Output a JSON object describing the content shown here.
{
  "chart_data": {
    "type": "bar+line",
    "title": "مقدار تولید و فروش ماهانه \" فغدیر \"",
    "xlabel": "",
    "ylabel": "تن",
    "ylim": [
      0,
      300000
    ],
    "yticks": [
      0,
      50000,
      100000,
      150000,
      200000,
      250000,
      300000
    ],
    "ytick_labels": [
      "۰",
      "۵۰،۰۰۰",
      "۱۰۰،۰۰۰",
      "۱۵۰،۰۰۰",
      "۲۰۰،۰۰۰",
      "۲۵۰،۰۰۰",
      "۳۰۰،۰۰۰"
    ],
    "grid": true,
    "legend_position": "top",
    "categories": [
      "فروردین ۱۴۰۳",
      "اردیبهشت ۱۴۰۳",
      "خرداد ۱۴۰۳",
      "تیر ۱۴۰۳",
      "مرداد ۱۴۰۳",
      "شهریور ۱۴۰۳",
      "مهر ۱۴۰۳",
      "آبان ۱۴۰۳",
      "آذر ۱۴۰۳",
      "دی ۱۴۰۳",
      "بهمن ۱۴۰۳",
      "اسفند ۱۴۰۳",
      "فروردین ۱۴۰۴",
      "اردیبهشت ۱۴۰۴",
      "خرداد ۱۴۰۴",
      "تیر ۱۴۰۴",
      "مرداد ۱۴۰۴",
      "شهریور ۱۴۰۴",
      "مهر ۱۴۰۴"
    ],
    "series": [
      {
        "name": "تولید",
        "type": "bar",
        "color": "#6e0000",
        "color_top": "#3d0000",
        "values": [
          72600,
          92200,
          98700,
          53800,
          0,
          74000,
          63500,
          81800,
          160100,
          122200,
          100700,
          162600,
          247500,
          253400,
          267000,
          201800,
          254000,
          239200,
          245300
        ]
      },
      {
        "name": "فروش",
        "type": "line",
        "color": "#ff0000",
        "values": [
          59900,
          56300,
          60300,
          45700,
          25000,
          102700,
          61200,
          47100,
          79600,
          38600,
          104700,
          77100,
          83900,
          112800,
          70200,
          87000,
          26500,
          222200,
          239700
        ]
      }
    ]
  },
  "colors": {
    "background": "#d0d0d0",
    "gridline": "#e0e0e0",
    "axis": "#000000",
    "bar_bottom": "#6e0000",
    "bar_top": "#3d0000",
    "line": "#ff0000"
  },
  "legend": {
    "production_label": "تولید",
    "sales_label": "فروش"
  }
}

Exercise description:
Isolate the lines above that contain the word "تولید" and copy them.

Reply:
    "title": "مقدار تولید و فروش ماهانه \" فغدیر \"",
        "name": "تولید",
    "production_label": "تولید",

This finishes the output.